◆ **Task statement**
Rewrite the thyroid nodule passage from "Differences in volume" up to and including "for follicular adenoma.", changing every "benign" to "non-malignant".

◆ **Text shown**

§ §

Statistical analyses were carried out with SPSS 17.0 (SPSS Inc., Chicago, IL, USA). We compared the uptake of 18F-FDG analyzed visually and SUVmax determined on 18F-FDG PET/CT between malignant and benign thyroid nodules. The same comparisons were made when the nodules were stratified by volume using a cut-off volume of 1 cm3. An independent Student t-test was performed to identify differences in SUVmax between the malignant and benign thyroid nodules. Pearson’s correlation coefficients were calculated to determine the correlation between nodule volume and the SUVmax.

Results

Differences in volume and SUVmax between malignant and benign nodules

The mean volumes of the malignant and benign nodules were not significantly different (11.63 ± 7.27 mL vs. 10.98 ± 4.56 mL; p = 0.968). On the other hand, the mean SUVmax was significantly higher in malignant than in benign nodules (5.11 ± 0.49 vs. 2.32 ± 0.25; p < 0.001). Among the malignant cases, the mean SUVmax was 4.80 ± 0.46 for papillary carcinoma, 17.66 ± 7.65 for follicular carcinoma, and 7.72 ± 3.44 for anaplastic carcinoma. In the benign cases, it was 2.45 ± 0.27 for nodular hyperplasia and 1.05 ± 1.05 for follicular adenoma.

§ §

◆ **Data extracts**
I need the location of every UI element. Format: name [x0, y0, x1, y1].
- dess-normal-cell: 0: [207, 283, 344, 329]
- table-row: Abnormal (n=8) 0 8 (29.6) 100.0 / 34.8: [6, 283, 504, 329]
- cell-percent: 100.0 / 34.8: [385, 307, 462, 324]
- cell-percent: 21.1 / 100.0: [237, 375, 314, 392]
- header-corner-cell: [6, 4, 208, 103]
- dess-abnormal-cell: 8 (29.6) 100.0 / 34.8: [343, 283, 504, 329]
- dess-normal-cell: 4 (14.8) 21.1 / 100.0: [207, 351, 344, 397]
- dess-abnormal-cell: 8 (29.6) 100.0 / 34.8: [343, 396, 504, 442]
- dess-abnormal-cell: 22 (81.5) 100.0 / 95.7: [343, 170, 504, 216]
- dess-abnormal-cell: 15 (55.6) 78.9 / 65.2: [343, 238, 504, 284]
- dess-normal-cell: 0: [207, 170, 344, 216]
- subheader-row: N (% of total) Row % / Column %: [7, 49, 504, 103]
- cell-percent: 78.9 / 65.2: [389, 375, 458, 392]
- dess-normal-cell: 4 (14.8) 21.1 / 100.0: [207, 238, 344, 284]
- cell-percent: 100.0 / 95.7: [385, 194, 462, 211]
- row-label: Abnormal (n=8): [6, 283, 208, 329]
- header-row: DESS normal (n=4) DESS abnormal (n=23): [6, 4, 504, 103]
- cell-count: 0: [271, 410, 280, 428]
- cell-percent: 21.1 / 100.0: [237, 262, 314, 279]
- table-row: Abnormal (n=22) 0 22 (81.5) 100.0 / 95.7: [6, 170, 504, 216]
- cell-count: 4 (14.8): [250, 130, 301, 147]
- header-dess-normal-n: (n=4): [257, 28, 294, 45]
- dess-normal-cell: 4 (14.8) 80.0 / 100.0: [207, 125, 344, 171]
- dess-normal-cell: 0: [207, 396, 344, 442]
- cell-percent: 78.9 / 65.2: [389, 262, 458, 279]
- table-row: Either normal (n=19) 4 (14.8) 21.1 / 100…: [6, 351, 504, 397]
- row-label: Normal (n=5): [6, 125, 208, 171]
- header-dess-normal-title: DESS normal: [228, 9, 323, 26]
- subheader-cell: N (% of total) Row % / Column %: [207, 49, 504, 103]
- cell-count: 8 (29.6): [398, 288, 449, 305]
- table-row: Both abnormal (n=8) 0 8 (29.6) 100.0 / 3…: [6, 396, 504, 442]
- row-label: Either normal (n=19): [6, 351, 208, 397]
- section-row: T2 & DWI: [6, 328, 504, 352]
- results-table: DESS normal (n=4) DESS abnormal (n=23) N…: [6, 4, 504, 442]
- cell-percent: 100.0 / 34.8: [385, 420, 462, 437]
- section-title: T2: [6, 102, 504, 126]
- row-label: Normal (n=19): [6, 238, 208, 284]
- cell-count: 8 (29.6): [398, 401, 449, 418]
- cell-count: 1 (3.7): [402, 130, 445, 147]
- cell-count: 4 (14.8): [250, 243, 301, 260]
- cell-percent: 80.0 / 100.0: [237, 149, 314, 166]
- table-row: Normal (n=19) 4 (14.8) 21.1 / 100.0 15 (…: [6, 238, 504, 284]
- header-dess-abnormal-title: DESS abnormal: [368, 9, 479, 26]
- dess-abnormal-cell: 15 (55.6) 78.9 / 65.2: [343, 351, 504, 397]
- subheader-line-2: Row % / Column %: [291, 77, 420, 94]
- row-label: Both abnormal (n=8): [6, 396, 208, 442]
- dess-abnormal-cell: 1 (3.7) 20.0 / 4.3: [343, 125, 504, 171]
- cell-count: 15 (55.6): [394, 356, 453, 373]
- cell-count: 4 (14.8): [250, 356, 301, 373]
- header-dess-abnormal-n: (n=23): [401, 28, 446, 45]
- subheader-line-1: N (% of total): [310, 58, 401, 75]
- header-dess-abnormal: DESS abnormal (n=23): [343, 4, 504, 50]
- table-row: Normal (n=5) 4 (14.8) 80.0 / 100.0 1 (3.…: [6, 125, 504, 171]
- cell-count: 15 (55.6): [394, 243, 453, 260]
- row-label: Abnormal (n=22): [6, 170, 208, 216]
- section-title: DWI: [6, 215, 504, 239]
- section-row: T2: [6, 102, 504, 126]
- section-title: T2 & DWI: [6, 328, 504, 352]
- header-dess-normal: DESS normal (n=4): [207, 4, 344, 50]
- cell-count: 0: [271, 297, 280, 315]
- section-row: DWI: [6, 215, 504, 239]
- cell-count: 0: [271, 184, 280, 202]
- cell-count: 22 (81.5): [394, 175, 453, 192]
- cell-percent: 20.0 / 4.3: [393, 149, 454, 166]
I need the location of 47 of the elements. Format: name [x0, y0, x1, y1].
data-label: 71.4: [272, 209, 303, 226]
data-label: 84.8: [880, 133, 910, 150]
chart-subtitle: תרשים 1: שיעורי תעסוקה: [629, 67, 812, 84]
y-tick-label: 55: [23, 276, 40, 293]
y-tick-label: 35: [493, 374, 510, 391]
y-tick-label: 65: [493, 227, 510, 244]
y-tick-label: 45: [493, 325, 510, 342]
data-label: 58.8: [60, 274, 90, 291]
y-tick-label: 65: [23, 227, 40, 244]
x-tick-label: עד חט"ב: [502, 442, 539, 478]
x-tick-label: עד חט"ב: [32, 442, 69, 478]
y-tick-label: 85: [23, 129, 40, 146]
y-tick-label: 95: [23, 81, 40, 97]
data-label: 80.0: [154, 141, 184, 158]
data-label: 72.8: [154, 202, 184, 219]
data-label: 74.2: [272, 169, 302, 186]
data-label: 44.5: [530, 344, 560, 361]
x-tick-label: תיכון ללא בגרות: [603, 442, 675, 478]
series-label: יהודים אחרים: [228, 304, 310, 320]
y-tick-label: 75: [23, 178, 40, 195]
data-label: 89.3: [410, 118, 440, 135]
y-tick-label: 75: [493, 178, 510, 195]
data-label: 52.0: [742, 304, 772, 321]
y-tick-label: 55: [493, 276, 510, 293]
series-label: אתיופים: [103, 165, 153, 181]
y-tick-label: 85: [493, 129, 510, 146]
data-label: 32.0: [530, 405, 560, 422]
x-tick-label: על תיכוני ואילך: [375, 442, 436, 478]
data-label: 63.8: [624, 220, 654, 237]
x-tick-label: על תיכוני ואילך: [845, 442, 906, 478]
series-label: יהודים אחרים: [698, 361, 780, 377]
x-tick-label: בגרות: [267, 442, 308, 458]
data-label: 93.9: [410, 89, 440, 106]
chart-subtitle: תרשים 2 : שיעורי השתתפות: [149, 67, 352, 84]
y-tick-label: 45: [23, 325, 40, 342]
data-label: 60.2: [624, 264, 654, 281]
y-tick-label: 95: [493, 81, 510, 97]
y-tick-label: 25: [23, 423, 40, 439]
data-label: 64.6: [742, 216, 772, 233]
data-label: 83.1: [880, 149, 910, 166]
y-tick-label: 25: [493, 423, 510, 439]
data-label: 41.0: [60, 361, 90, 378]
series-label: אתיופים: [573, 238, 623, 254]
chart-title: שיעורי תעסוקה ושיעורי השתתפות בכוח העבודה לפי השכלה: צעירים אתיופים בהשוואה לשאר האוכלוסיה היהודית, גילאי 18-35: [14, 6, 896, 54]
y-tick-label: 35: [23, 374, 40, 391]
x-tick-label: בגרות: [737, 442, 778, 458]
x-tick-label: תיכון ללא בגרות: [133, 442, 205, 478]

§ §

◆ **Solution to the problem**
Differences in volume and SUVmax between malignant and non-malignant nodules

The mean volumes of the malignant and non-malignant nodules were not significantly different (11.63 ± 7.27 mL vs. 10.98 ± 4.56 mL; p = 0.968). On the other hand, the mean SUVmax was significantly higher in malignant than in non-malignant nodules (5.11 ± 0.49 vs. 2.32 ± 0.25; p < 0.001). Among the malignant cases, the mean SUVmax was 4.80 ± 0.46 for papillary carcinoma, 17.66 ± 7.65 for follicular carcinoma, and 7.72 ± 3.44 for anaplastic carcinoma. In the non-malignant cases, it was 2.45 ± 0.27 for nodular hyperplasia and 1.05 ± 1.05 for follicular adenoma.